Goal of the exercise:
Could you output each line of the data that follows exactly?

Data entries:
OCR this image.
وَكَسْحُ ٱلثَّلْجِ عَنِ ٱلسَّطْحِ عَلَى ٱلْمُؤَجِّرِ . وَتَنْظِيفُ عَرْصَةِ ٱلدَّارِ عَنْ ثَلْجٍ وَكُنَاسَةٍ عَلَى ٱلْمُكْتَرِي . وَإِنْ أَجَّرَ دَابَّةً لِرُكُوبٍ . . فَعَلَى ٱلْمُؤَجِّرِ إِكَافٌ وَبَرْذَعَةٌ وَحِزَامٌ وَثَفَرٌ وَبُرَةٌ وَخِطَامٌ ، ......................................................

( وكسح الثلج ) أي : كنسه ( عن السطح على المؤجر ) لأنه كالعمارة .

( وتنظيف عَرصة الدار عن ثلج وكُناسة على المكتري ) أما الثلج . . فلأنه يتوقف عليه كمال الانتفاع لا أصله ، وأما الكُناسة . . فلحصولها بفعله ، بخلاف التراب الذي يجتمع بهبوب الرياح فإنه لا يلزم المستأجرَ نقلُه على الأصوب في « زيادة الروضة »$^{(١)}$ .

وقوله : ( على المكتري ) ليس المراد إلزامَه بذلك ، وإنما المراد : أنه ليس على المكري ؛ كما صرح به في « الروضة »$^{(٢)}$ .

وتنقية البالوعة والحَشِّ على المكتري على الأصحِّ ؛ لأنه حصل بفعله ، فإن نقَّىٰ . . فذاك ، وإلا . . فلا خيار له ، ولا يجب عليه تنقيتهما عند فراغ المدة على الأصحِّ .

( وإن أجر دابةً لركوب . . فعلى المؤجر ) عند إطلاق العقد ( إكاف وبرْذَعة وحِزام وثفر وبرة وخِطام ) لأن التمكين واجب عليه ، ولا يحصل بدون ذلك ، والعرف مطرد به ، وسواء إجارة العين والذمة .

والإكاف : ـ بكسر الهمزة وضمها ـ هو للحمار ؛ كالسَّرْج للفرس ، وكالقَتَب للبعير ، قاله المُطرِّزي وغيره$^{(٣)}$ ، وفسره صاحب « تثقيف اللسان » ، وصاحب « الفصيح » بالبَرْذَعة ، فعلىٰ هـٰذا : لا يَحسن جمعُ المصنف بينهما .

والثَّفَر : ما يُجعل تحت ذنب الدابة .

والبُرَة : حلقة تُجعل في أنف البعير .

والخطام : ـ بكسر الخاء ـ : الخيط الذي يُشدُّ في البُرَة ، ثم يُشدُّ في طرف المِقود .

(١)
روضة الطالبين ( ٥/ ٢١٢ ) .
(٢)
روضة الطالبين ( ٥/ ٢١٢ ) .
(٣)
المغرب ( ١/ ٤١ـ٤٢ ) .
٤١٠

Task solution:
OCR this image.
وَكَسْحُ ٱلثَّلْجِ عَنِ ٱلسَّطْحِ عَلَى ٱلْمُؤَجِّرِ . وَتَنْظِيفُ عَرْصَةِ ٱلدَّارِ عَنْ ثَلْجٍ وَكُنَاسَةٍ عَلَى ٱلْمُكْتَرِي . وَإِنْ أَجَّرَ دَابَّةً لِرُكُوبٍ . . فَعَلَى ٱلْمُؤَجِّرِ إِكَافٌ وَبَرْذَعَةٌ وَحِزَامٌ وَثَفَرٌ وَبُرَةٌ وَخِطَامٌ ، ......................................................

( وكسح الثلج ) أي : كنسه ( عن السطح على المؤجر ) لأنه كالعمارة .

( وتنظيف عَرصة الدار عن ثلج وكُناسة على المكتري ) أما الثلج . . فلأنه يتوقف عليه كمال الانتفاع لا أصله ، وأما الكُناسة . . فلحصولها بفعله ، بخلاف التراب الذي يجتمع بهبوب الرياح فإنه لا يلزم المستأجرَ نقلُه على الأصوب في « زيادة الروضة »$^{(١)}$ .

وقوله : ( على المكتري ) ليس المراد إلزامَه بذلك ، وإنما المراد : أنه ليس على المكري ؛ كما صرح به في « الروضة »$^{(٢)}$ .

وتنقية البالوعة والحَشِّ على المكتري على الأصحِّ ؛ لأنه حصل بفعله ، فإن نقَّىٰ . . فذاك ، وإلا . . فلا خيار له ، ولا يجب عليه تنقيتهما عند فراغ المدة على الأصحِّ .

( وإن أجر دابةً لركوب . . فعلى المؤجر ) عند إطلاق العقد ( إكاف وبرْذَعة وحِزام وثفر وبرة وخِطام ) لأن التمكين واجب عليه ، ولا يحصل بدون ذلك ، والعرف مطرد به ، وسواء إجارة العين والذمة .

والإكاف : ـ بكسر الهمزة وضمها ـ هو للحمار ؛ كالسَّرْج للفرس ، وكالقَتَب للبعير ، قاله المُطرِّزي وغيره$^{(٣)}$ ، وفسره صاحب « تثقيف اللسان » ، وصاحب « الفصيح » بالبَرْذَعة ، فعلىٰ هـٰذا : لا يَحسن جمعُ المصنف بينهما .

والثَّفَر : ما يُجعل تحت ذنب الدابة .

والبُرَة : حلقة تُجعل في أنف البعير .

والخطام : ـ بكسر الخاء ـ : الخيط الذي يُشدُّ في البُرَة ، ثم يُشدُّ في طرف المِقود .

(١)
روضة الطالبين ( ٥/ ٢١٢ ) .
(٢)
روضة الطالبين ( ٥/ ٢١٢ ) .
(٣)
المغرب ( ١/ ٤١ـ٤٢ ) .
٤١٠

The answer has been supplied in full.